[Dataset items]

────────────────

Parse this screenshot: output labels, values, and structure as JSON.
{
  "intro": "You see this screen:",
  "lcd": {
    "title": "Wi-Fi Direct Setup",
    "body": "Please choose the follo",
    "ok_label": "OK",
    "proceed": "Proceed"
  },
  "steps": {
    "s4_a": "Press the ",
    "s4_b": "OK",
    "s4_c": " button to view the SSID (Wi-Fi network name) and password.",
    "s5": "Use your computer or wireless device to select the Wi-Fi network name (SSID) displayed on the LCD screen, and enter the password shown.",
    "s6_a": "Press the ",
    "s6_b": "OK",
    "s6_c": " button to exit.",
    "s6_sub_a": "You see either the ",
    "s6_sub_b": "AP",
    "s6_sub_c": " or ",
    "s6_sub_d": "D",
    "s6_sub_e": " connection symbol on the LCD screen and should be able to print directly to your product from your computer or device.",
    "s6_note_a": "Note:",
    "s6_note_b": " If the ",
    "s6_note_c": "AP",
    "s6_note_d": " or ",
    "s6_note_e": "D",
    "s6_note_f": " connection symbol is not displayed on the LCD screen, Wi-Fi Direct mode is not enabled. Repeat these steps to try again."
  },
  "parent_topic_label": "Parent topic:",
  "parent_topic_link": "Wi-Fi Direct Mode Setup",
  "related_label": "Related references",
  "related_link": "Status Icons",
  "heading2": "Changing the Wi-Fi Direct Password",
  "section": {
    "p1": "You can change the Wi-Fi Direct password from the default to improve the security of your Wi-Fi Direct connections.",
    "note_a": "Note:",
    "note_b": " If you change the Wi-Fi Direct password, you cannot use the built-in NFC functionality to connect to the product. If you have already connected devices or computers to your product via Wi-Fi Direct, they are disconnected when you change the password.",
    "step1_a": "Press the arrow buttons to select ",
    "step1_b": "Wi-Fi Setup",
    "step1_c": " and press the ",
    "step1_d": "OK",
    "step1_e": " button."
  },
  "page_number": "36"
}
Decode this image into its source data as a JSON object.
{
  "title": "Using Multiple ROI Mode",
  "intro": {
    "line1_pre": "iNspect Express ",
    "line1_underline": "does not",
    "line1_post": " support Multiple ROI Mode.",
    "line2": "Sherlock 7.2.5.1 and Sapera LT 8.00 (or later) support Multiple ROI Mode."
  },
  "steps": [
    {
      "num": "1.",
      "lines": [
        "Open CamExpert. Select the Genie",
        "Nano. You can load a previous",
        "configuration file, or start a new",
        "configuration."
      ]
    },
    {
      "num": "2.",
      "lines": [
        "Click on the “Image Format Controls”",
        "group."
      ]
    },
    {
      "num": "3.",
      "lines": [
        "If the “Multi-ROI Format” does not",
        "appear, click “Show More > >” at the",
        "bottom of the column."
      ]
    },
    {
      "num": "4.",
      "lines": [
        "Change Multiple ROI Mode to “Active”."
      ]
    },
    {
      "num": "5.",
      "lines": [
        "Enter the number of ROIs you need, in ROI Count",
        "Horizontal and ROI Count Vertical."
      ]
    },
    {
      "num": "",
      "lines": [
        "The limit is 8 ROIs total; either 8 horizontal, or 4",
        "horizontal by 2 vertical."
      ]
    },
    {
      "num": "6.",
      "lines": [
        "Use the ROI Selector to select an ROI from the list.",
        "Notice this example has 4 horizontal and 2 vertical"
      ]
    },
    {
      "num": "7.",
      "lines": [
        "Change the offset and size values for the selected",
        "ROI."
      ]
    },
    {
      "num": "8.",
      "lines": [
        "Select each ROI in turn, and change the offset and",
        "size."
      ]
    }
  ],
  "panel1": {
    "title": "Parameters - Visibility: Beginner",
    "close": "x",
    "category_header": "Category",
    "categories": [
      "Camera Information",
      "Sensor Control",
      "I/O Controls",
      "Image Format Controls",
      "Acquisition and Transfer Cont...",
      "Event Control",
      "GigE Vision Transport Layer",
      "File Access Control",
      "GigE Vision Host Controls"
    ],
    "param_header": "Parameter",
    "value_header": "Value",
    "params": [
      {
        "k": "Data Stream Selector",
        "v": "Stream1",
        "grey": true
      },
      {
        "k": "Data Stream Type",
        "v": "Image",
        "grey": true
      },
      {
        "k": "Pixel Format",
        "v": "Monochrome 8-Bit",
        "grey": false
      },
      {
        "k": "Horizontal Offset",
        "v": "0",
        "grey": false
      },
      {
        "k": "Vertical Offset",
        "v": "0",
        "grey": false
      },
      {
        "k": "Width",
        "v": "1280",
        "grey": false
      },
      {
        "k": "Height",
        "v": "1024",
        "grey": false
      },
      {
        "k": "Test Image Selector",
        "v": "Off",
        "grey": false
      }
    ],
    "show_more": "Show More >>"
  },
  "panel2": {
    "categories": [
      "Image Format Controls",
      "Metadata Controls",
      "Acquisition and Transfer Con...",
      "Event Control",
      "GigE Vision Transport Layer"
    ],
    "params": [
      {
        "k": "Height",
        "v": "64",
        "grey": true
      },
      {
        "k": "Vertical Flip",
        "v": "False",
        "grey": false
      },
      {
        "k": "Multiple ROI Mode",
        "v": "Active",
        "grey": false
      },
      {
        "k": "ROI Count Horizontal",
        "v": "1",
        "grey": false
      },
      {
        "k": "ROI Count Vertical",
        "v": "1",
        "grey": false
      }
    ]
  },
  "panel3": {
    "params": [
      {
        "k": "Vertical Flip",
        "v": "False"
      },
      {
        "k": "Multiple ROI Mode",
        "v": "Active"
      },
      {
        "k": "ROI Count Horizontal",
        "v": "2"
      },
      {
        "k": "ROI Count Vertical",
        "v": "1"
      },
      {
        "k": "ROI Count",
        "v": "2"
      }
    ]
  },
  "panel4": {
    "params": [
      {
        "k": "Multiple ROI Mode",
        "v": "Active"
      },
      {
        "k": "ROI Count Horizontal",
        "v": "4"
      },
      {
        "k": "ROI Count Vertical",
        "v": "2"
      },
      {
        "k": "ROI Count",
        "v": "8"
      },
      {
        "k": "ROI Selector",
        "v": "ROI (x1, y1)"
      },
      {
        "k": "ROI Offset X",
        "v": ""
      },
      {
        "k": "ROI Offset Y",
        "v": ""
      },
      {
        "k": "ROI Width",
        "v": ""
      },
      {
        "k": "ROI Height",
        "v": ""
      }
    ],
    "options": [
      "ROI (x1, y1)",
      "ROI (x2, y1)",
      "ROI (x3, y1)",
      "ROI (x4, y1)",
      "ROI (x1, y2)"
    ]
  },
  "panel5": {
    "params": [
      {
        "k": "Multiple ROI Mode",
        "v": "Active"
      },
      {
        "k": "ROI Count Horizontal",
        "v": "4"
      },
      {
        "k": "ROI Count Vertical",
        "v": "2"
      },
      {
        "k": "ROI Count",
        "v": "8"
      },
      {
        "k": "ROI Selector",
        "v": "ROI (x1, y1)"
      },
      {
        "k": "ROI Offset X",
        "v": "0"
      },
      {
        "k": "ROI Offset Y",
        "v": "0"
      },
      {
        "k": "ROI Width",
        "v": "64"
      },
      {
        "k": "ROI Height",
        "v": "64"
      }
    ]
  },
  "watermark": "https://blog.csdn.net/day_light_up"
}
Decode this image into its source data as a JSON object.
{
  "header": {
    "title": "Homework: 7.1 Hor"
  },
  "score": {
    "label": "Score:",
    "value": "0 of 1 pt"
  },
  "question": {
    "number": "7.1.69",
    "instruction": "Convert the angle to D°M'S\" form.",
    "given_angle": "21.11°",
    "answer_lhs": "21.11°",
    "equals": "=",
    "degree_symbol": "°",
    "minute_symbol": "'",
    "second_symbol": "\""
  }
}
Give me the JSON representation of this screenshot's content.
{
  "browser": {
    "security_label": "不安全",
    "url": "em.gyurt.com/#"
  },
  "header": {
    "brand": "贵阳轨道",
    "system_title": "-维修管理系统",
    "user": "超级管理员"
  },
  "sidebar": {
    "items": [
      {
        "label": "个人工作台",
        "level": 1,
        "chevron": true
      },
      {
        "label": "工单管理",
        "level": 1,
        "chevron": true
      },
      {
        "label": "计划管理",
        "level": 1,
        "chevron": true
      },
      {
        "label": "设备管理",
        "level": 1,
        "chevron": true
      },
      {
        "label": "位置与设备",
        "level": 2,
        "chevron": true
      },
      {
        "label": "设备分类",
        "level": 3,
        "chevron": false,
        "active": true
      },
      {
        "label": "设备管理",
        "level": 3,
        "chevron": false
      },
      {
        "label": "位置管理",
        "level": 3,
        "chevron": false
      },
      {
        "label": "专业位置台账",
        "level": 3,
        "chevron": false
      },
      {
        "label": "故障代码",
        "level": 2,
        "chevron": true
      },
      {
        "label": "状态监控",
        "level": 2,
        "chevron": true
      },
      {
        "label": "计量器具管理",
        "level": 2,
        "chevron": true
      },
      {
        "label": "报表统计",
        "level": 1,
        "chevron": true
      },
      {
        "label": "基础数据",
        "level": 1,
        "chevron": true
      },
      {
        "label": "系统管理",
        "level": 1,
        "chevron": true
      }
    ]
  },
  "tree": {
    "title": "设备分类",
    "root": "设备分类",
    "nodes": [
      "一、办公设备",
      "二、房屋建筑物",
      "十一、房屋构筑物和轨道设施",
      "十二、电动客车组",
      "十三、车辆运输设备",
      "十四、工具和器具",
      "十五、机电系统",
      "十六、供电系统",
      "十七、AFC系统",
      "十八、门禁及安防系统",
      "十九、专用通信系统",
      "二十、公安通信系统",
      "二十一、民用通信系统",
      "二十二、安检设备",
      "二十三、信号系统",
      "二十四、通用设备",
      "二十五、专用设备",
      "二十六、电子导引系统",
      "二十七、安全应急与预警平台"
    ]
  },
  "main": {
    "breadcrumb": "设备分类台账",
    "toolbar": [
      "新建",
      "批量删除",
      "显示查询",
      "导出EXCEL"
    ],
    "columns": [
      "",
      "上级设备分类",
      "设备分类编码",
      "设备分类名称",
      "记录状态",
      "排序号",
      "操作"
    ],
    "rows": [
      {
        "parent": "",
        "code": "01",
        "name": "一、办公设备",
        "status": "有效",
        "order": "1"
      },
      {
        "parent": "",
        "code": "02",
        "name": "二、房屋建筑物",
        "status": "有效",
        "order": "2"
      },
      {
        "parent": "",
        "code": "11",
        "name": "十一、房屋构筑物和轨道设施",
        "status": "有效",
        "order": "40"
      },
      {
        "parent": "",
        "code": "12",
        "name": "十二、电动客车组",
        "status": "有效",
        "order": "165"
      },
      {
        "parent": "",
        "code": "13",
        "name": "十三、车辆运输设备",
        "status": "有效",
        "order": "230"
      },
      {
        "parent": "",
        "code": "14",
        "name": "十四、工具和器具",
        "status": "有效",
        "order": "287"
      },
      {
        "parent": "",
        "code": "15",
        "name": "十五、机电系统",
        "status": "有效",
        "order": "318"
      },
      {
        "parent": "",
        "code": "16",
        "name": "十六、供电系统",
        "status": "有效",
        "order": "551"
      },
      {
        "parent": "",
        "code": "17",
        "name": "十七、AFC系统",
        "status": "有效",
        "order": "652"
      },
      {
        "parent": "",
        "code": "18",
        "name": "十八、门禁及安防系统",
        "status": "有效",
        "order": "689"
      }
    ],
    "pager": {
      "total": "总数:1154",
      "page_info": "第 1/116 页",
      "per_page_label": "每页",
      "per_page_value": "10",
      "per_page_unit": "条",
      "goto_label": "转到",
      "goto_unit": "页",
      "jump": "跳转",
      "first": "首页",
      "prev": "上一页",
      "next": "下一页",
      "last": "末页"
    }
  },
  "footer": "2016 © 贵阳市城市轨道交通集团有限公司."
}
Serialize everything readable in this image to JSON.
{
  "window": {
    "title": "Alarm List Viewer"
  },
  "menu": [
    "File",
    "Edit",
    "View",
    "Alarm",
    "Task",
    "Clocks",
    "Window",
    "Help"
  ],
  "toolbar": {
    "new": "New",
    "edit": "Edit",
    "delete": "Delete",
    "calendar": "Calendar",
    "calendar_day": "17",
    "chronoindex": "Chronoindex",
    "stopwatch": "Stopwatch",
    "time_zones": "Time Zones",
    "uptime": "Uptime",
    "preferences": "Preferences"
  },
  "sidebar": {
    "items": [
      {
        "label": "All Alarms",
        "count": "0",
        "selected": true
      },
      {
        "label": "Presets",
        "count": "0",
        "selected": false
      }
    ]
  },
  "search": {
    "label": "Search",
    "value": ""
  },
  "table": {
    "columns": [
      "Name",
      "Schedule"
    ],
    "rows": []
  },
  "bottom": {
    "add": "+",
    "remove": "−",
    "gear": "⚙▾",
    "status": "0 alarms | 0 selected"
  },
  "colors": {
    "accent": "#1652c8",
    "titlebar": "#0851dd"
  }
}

────────────────

— TASK INSTRUCTIONS —
Count the lines in which the string "Layer" appears, then report only that figure.

— FULL RESPONSE —
2